PASSAGE PROVIDED:
*** Block opens ***
CEO Mastery: Surviving a Startup’s Breaking Points

Open Advice from Former OpenTable CEO and Disney Executive Christa Quarles

Spero Ventures
Spero Ventures

--

Christa Quarles, CEO of OpenTable, speaks to a crowd of entrepreneurs at Spero Ventures CEO Summit.

In a career leading both startups and major corporations, Christa Quarles has learned a lot about what makes businesses grow and what makes them break. Both usually come hand in hand, in fact, Quarles has observed these moments in her most recent roles as CEO and, before that, CFO of Open Table. She was previously chief business officer of Nextdoor, has held a number of senior roles at The Walt Disney Company, and has worked in investment banking as a research analyst. Quarles also serves on the boards of Kimberly-Clark and Affirm.

Her banking experience has proven to be instructive. “My job was to meet with private company after private company to figure out which would be a successful IPO. I have the huge benefit of having studied hundreds of companies,” Quarles says. Lessons from those companies — paired with her own experiences — made up the basis for her talk, “How Startups Can Survive Their Breaking Points,” delivered at Spero Ventures CEO Summit for a curated group of promising early-stage entrepreneurs.

Quarles details her biggest lessons in running startups, informed by errors and red flags she learned to spot as a banking analyst. Here, she discusses the two phases of every company, why you probably haven’t sized your market properly and how to scale and keep growing even when it feels like you’ve hit a wall. Quarles also talks about the keys to stewarding your culture, the most critical employees within your own organization and how to think with both long- and short-term vision.

The Two Phases of Every Company

Quarles says every company’s life can be boiled down to two phases.
*** Block closes ***
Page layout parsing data
*** Block opens ***
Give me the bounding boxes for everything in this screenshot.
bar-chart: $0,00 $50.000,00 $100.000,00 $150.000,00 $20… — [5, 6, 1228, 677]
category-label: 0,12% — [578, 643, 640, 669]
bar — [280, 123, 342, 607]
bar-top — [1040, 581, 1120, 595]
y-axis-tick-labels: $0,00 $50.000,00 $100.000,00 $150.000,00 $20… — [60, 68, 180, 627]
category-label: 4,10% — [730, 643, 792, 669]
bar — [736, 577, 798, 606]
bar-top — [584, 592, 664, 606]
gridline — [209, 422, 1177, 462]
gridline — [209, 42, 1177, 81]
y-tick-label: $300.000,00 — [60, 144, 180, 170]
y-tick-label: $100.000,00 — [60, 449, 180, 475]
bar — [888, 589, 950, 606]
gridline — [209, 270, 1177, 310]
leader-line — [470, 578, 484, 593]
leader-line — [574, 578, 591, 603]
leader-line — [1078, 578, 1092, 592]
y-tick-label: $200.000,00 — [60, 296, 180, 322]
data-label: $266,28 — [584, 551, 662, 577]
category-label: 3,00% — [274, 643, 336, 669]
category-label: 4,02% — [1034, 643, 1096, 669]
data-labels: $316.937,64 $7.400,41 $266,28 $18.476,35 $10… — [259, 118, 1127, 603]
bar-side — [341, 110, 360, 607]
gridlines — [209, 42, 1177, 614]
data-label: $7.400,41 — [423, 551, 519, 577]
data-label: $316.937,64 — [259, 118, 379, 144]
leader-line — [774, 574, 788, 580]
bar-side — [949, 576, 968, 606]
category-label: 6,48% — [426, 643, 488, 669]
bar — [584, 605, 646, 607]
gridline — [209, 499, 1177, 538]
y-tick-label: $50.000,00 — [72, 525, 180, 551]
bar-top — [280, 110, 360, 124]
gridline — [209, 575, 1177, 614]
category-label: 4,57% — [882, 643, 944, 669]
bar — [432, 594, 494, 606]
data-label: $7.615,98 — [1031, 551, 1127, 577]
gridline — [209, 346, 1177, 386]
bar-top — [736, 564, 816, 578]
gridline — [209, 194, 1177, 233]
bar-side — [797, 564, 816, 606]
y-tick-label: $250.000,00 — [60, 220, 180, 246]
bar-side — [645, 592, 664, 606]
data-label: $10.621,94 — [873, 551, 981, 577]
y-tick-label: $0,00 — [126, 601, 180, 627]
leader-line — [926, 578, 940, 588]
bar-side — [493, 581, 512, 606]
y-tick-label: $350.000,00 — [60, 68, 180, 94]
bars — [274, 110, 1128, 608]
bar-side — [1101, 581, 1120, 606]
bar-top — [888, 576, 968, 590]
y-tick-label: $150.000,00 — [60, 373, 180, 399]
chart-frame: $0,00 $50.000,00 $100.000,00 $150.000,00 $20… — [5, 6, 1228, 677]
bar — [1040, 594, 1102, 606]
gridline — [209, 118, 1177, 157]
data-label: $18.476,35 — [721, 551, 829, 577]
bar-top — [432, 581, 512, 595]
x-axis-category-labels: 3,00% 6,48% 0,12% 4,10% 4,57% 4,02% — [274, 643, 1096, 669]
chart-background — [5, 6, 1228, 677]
*** Block closes ***
HOW TO COMPLETE THIS TASK: Reproduce the stretch of the Christa Quarles article from "Her banking experience" through "promising early-stage entrepreneurs.". The listing has no connection to the Christa Quarles article.

ANSWER TO THIS EXERCISE:
Her banking experience has proven to be instructive. “My job was to meet with private company after private company to figure out which would be a successful IPO. I have the huge benefit of having studied hundreds of companies,” Quarles says. Lessons from those companies — paired with her own experiences — made up the basis for her talk, “How Startups Can Survive Their Breaking Points,” delivered at Spero Ventures CEO Summit for a curated group of promising early-stage entrepreneurs.